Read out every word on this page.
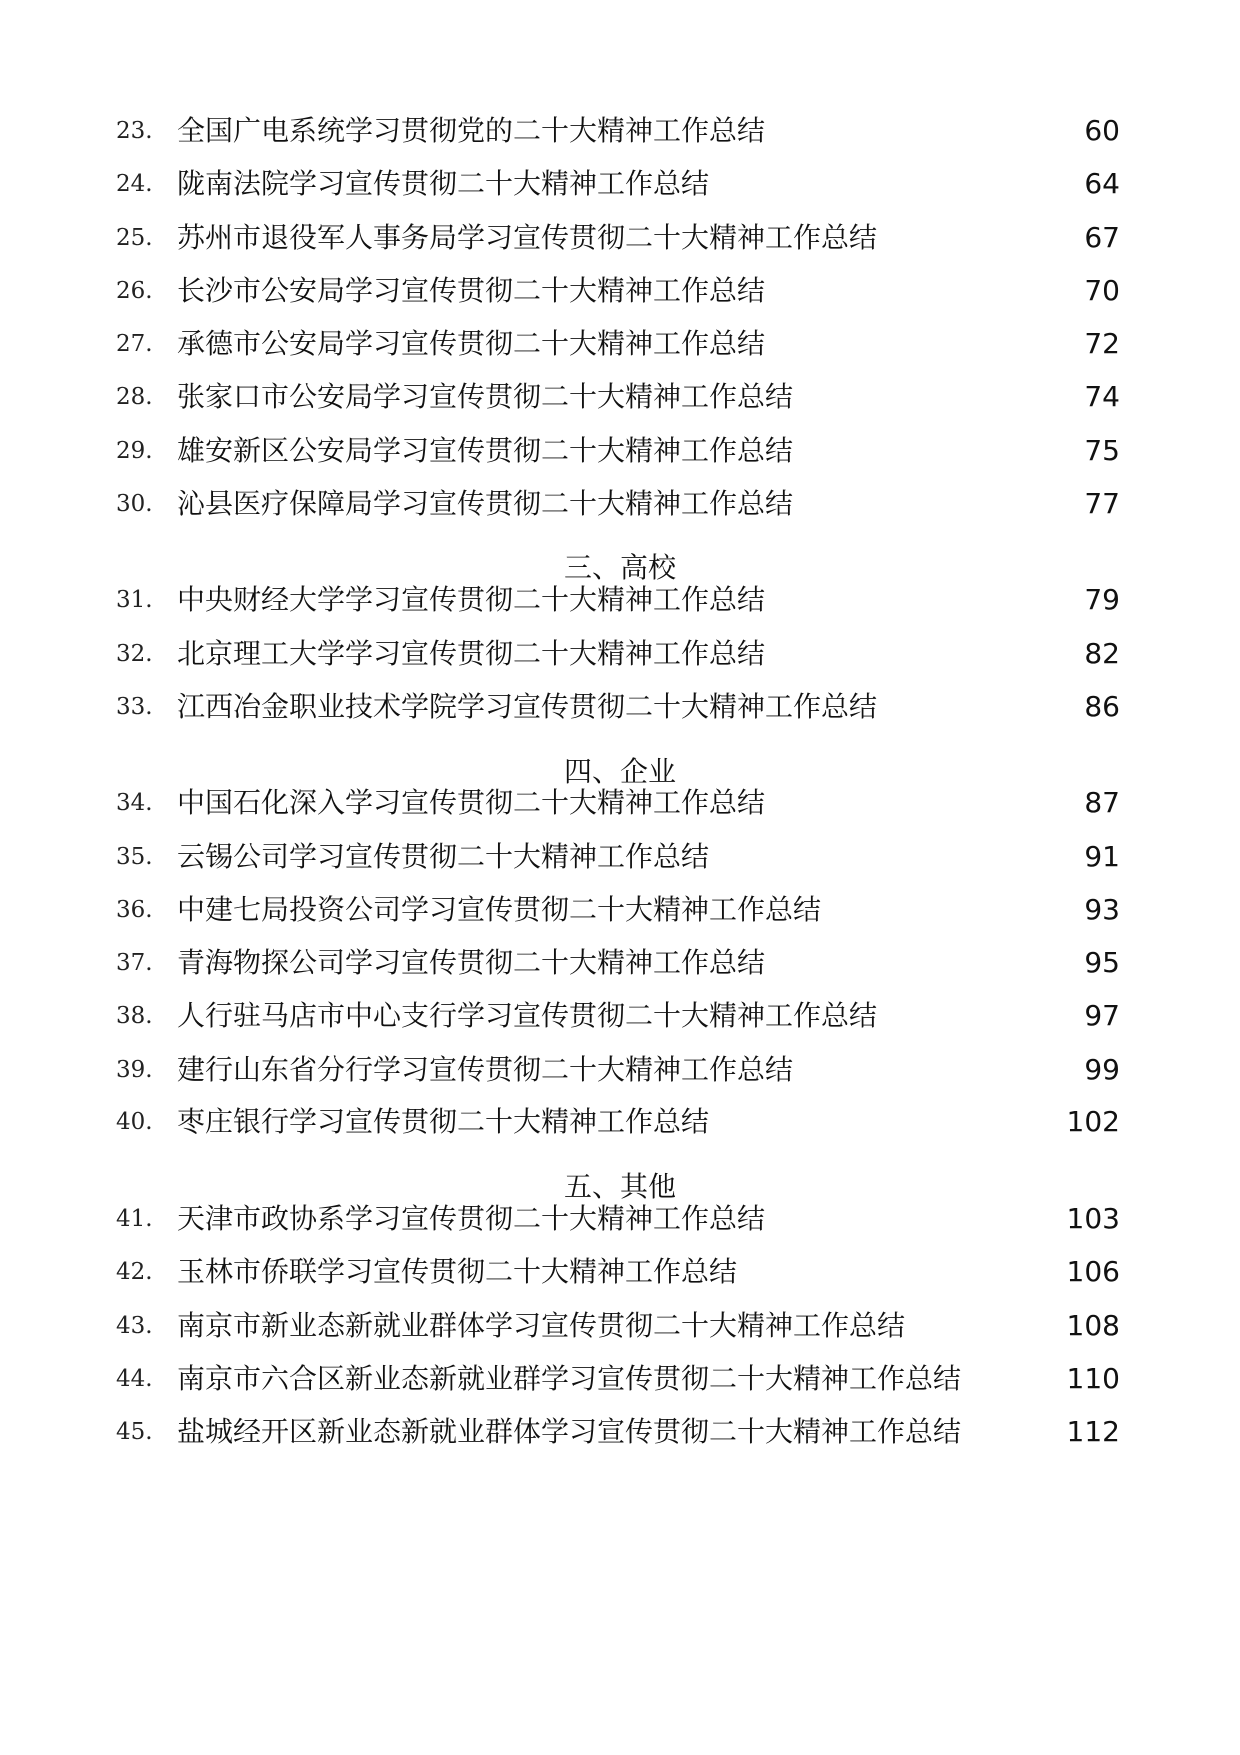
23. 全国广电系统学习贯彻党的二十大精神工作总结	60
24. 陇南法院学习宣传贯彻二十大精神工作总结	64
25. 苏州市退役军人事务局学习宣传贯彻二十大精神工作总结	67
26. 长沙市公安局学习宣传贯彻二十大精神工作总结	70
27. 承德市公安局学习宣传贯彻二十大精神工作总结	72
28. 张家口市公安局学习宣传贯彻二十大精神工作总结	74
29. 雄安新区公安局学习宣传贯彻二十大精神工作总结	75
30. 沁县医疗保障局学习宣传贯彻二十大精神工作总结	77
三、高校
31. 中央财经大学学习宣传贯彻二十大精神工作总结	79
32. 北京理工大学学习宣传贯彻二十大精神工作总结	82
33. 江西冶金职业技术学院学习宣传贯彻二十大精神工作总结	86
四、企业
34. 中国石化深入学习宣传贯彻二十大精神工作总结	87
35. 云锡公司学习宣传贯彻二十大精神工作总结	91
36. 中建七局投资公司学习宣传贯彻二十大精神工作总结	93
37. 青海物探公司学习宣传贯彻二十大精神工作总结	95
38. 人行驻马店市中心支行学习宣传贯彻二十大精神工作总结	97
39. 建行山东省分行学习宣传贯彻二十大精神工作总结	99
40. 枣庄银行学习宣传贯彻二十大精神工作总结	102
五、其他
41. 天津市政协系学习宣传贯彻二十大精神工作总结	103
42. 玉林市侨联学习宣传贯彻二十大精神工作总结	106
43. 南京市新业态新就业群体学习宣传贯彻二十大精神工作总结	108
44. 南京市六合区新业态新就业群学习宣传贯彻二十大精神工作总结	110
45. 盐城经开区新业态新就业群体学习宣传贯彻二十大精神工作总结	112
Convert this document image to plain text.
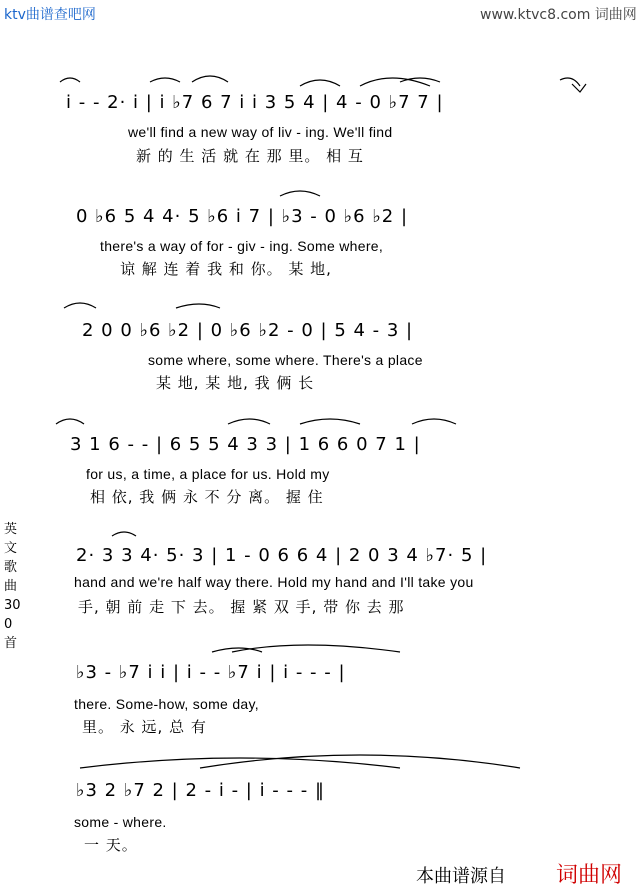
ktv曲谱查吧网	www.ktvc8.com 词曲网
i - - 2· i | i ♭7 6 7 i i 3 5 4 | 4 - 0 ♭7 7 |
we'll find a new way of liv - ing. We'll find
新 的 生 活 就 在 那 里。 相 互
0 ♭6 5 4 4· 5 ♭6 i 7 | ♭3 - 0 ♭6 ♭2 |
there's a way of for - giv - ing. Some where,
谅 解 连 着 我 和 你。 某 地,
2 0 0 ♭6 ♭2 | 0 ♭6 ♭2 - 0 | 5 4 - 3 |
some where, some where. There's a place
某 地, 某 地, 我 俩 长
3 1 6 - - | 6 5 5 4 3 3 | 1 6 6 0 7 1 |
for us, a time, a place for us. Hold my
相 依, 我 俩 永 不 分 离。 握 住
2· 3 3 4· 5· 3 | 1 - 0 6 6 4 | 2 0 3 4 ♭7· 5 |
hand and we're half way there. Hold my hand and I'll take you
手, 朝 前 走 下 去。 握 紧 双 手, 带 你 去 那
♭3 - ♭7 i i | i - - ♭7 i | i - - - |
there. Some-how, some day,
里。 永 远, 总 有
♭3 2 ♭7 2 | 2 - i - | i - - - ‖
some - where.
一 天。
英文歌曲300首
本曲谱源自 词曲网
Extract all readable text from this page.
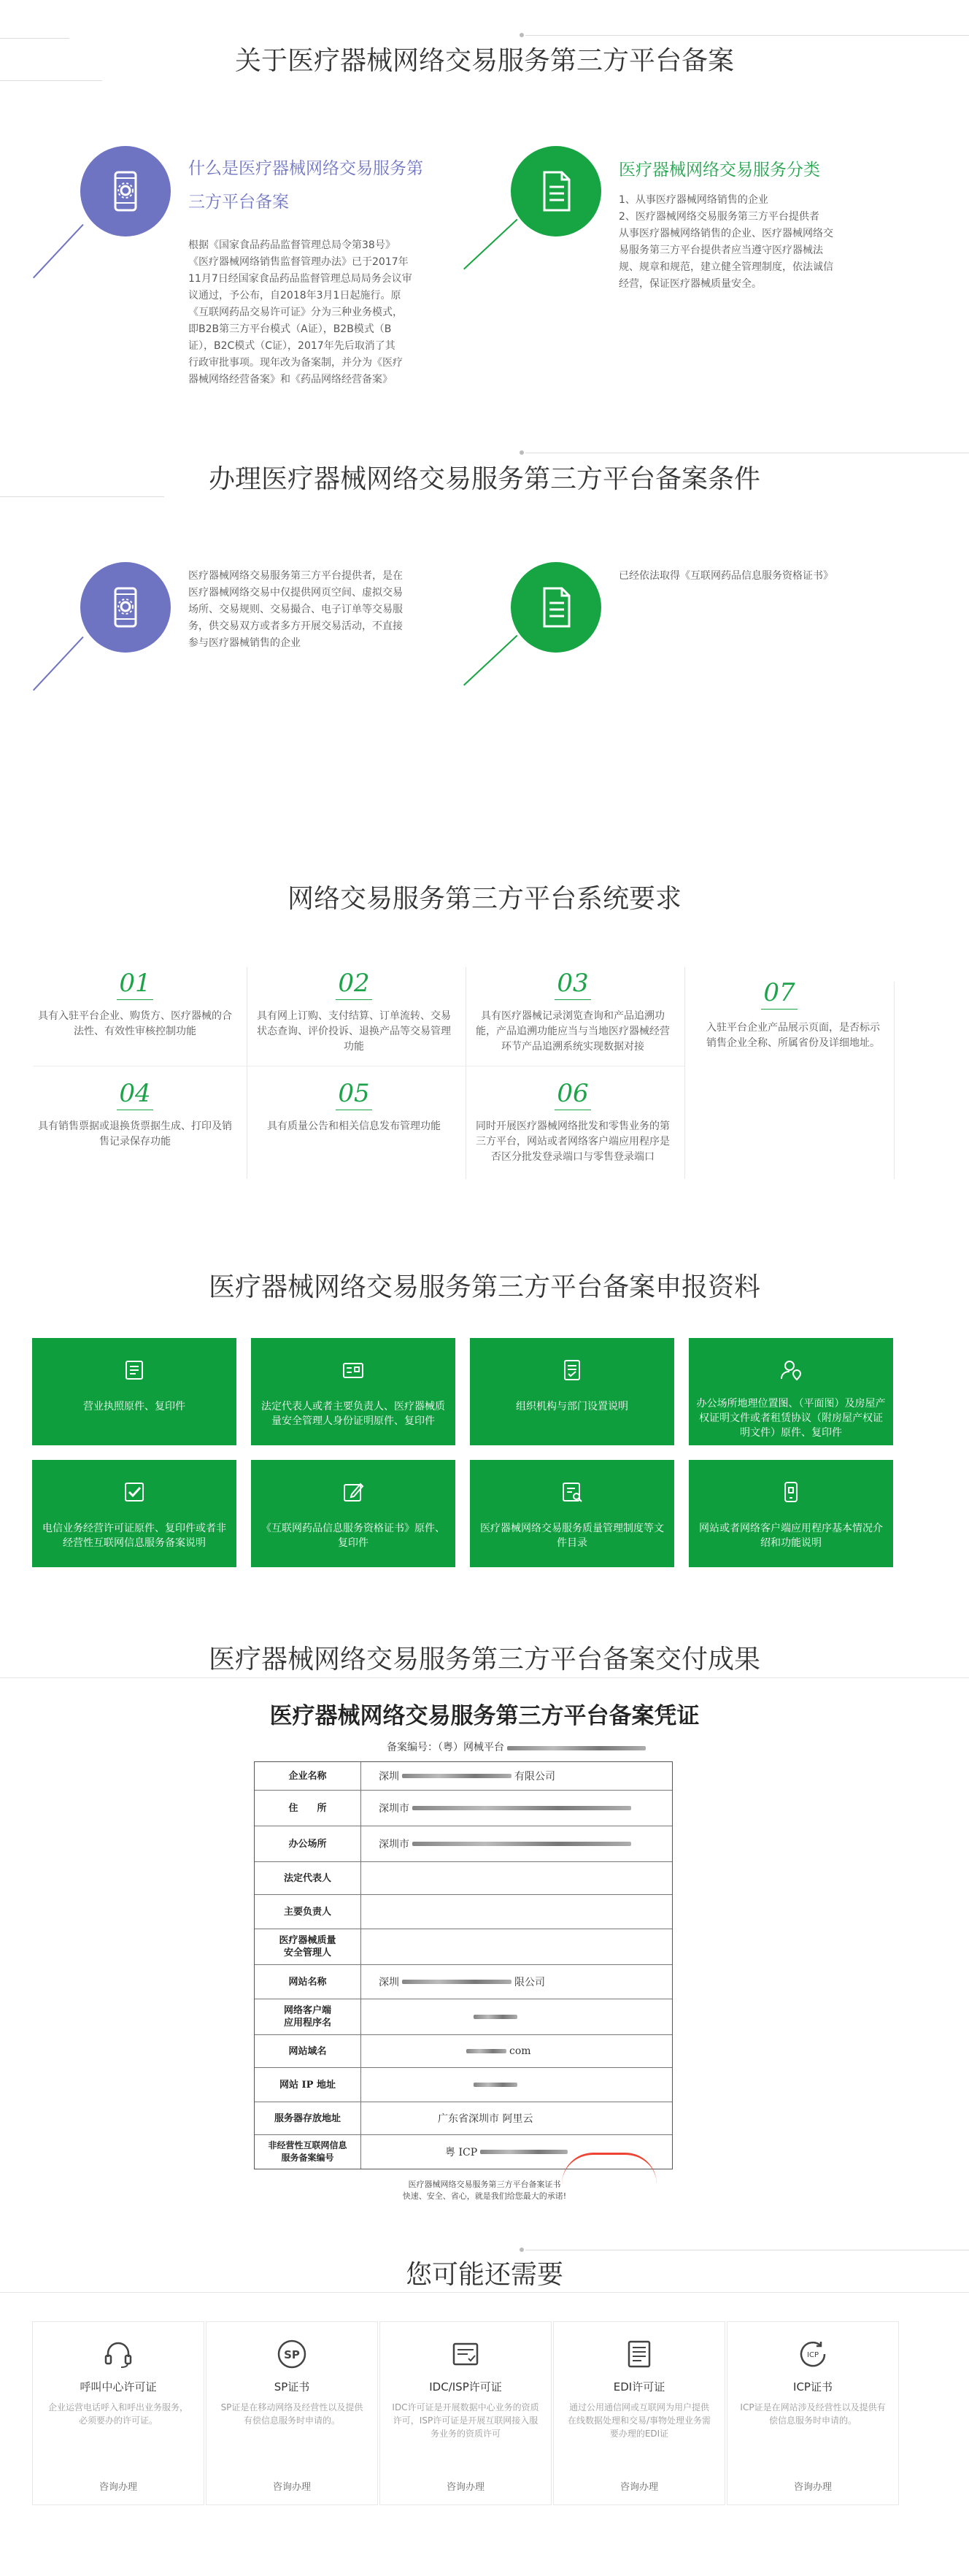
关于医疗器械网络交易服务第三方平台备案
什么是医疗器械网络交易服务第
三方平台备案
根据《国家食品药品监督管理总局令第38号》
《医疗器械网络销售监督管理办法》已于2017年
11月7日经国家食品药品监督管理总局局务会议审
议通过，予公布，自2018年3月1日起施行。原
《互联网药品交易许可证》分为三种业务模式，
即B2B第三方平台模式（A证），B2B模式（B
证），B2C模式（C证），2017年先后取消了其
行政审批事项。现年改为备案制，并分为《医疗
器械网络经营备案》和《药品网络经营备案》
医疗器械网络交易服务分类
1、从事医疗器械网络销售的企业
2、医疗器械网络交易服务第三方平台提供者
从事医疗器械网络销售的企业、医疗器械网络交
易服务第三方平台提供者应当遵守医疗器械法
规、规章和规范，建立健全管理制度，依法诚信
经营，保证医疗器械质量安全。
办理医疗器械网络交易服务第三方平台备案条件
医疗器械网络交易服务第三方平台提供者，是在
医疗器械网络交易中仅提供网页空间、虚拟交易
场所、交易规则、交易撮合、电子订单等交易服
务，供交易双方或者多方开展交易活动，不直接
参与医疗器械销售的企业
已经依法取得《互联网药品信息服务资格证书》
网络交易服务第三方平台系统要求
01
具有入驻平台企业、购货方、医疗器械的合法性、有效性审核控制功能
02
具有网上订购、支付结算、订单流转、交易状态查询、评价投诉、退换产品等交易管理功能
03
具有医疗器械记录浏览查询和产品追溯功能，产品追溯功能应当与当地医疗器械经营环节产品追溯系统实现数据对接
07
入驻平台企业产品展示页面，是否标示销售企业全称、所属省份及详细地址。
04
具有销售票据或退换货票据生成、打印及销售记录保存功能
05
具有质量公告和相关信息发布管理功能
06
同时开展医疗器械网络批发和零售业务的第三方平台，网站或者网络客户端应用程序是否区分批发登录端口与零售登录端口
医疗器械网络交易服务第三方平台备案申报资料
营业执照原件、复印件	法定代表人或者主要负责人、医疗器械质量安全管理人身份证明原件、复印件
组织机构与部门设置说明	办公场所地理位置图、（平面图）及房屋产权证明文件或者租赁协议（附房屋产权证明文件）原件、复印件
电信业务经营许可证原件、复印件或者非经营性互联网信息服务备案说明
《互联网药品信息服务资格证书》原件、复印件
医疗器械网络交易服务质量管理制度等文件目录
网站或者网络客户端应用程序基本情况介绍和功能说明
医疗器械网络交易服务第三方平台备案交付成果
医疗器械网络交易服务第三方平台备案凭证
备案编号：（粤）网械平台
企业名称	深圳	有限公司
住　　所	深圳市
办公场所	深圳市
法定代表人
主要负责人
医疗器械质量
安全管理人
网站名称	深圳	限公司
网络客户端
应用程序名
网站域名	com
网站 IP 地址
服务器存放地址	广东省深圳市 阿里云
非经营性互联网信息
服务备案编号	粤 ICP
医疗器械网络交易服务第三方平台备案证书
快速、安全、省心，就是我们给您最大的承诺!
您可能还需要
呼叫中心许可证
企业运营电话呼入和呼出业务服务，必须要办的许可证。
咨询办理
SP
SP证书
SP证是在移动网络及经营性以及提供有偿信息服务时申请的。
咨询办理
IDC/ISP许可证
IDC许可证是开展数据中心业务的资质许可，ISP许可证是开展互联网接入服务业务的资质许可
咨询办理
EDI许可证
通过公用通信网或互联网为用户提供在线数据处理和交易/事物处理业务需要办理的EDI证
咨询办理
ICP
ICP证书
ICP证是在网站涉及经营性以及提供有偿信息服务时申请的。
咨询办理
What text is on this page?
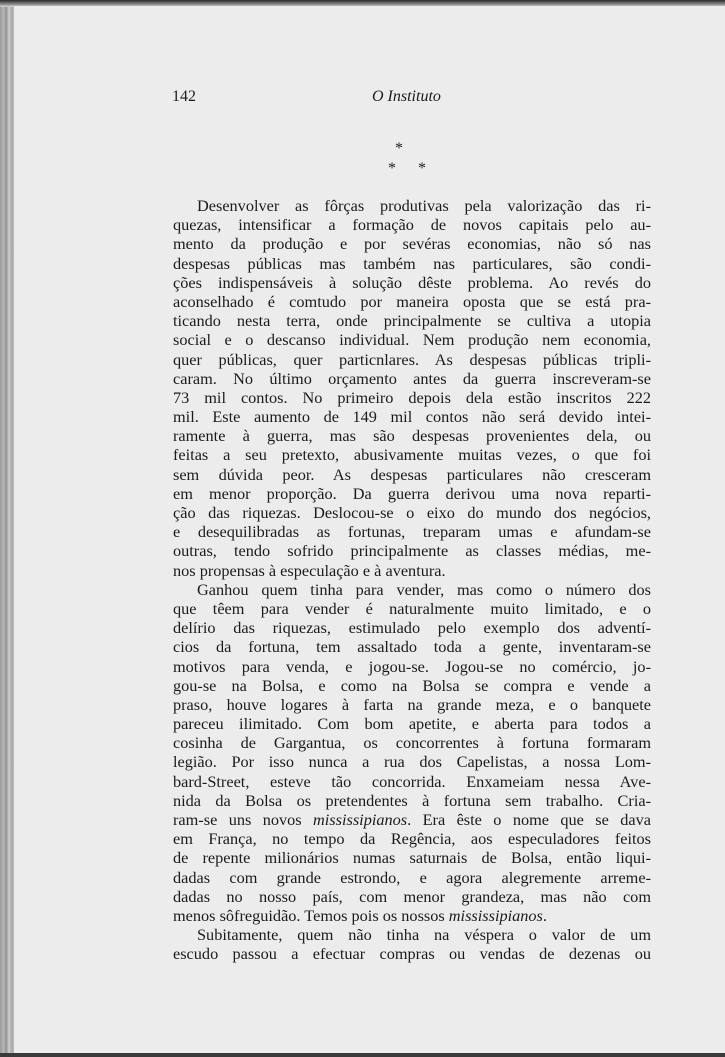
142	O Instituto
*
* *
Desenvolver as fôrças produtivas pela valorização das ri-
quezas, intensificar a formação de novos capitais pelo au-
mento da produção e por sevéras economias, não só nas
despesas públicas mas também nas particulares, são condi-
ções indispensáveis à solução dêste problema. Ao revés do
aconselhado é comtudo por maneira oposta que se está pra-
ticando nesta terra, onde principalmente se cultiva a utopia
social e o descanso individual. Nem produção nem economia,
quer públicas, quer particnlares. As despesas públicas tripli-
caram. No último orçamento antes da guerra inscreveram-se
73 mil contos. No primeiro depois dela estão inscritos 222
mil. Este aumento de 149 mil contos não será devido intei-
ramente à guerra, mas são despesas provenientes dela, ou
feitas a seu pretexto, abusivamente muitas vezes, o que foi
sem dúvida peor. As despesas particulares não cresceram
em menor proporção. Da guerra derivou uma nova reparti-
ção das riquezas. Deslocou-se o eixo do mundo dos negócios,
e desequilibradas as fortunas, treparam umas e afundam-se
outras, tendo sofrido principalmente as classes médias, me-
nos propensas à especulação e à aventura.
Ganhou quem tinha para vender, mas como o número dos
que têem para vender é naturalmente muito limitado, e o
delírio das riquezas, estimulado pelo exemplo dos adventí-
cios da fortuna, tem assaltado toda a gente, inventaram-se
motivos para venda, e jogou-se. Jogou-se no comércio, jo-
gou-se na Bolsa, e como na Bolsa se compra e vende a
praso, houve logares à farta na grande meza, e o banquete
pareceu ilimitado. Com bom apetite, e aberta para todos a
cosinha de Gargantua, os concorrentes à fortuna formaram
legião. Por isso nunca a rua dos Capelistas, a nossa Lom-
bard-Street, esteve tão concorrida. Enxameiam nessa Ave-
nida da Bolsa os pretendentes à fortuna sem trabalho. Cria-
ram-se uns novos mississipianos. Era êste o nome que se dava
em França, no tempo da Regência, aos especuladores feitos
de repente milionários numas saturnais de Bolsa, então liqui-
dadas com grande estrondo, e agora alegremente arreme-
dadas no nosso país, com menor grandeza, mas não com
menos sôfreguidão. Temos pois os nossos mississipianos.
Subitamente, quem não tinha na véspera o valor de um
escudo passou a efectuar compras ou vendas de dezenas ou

········

### EXERCISE
Go through the listing above and locate each line that holds the word "despesas". Copy those lines.

### FINISHED EXERCISE
despesas públicas mas também nas particulares, são condi-
quer públicas, quer particnlares. As despesas públicas tripli-
ramente à guerra, mas são despesas provenientes dela, ou
sem dúvida peor. As despesas particulares não cresceram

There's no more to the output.